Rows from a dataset
_ _ _ _ _

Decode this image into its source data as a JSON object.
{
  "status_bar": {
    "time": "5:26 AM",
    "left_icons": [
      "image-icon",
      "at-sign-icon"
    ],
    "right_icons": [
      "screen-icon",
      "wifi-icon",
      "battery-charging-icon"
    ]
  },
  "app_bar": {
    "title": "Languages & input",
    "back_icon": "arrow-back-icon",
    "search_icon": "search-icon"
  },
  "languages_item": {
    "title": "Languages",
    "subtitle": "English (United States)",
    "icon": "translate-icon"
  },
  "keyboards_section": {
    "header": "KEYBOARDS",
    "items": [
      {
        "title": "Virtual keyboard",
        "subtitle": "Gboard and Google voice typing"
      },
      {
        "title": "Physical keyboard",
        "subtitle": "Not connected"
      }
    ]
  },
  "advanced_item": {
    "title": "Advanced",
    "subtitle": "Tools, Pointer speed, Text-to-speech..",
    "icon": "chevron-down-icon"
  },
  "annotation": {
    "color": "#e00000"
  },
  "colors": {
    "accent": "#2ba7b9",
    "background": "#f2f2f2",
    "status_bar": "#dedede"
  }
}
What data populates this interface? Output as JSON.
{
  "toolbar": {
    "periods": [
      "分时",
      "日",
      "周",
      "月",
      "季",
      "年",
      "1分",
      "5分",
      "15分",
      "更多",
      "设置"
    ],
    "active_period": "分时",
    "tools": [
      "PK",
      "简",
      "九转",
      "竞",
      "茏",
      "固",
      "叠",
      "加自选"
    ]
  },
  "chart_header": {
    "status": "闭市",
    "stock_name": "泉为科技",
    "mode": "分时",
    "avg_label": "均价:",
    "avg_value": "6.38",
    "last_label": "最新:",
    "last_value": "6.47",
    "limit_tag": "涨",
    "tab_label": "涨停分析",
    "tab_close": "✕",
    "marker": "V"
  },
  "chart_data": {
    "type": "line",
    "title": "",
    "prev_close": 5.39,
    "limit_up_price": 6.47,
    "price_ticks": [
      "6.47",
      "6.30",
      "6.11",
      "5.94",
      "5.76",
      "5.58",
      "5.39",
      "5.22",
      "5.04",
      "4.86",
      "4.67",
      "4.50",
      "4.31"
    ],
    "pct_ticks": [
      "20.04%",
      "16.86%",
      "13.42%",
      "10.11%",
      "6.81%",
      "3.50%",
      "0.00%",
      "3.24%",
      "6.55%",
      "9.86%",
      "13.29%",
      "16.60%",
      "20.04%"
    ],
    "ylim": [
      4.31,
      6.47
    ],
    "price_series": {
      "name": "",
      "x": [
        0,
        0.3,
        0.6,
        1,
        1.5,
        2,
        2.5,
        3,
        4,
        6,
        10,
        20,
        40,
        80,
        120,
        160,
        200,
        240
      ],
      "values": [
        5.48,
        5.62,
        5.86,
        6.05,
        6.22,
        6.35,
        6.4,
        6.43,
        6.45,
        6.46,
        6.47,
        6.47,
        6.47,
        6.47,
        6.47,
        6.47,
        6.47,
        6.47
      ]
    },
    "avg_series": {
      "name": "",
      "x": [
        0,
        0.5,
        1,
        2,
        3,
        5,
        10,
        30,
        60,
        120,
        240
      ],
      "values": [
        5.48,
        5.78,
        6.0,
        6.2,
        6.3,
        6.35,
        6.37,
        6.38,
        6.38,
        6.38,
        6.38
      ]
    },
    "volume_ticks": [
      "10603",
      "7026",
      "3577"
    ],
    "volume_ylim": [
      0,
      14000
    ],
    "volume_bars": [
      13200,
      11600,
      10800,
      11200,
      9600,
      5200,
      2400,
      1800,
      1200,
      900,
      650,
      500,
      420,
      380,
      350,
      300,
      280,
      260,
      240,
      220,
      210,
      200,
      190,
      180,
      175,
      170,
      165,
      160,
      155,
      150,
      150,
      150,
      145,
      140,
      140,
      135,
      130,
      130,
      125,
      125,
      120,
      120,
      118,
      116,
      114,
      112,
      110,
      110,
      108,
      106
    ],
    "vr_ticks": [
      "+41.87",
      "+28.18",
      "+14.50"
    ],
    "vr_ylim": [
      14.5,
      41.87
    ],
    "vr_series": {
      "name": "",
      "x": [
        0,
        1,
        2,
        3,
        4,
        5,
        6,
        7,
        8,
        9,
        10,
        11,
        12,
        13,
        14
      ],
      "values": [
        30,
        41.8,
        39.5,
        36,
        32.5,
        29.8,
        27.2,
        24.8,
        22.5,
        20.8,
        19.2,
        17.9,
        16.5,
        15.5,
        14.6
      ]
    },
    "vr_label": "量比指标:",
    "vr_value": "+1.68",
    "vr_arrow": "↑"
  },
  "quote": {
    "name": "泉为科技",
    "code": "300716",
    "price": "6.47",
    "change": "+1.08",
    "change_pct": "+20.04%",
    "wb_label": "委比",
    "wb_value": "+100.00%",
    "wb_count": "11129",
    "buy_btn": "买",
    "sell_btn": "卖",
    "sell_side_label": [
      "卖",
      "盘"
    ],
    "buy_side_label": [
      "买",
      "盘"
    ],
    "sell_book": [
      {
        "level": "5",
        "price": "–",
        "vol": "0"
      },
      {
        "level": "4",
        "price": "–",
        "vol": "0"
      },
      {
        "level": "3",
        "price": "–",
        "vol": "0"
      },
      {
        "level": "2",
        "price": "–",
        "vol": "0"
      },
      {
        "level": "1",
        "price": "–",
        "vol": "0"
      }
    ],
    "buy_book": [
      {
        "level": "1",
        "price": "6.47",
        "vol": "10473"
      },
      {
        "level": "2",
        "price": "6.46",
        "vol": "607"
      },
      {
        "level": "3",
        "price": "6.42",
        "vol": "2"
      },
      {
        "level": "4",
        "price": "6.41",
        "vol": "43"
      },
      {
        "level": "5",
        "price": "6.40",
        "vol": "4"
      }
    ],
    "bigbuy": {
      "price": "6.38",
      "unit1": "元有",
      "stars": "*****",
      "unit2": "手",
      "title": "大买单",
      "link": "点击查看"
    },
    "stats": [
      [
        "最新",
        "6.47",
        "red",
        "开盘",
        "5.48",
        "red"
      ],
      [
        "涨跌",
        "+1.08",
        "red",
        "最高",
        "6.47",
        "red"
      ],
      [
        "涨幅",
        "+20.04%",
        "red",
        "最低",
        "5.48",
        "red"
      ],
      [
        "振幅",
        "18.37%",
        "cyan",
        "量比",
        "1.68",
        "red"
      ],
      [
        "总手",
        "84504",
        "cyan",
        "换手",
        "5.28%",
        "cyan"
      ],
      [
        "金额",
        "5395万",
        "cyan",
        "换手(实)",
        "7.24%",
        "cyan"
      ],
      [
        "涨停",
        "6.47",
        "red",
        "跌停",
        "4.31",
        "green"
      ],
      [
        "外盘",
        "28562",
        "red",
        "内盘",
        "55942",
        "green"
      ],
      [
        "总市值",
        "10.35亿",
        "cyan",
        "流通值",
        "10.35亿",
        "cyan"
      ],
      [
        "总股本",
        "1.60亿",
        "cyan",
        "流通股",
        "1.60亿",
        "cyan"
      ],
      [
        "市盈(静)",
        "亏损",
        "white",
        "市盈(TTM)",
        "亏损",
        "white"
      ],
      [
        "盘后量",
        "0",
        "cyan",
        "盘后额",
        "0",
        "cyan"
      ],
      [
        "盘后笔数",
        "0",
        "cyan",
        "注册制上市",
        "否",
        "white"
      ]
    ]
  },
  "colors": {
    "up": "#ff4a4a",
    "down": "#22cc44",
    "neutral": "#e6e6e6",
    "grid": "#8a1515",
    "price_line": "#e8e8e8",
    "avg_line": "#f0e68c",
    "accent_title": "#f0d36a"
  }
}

_ _ _ _ _

TASK PROMPT => In the material above, show every line where the word "JSON" turns up.

EXERCISE SOLUTION =>
Decode this image into its source data as a JSON object.
What data populates this interface? Output as JSON.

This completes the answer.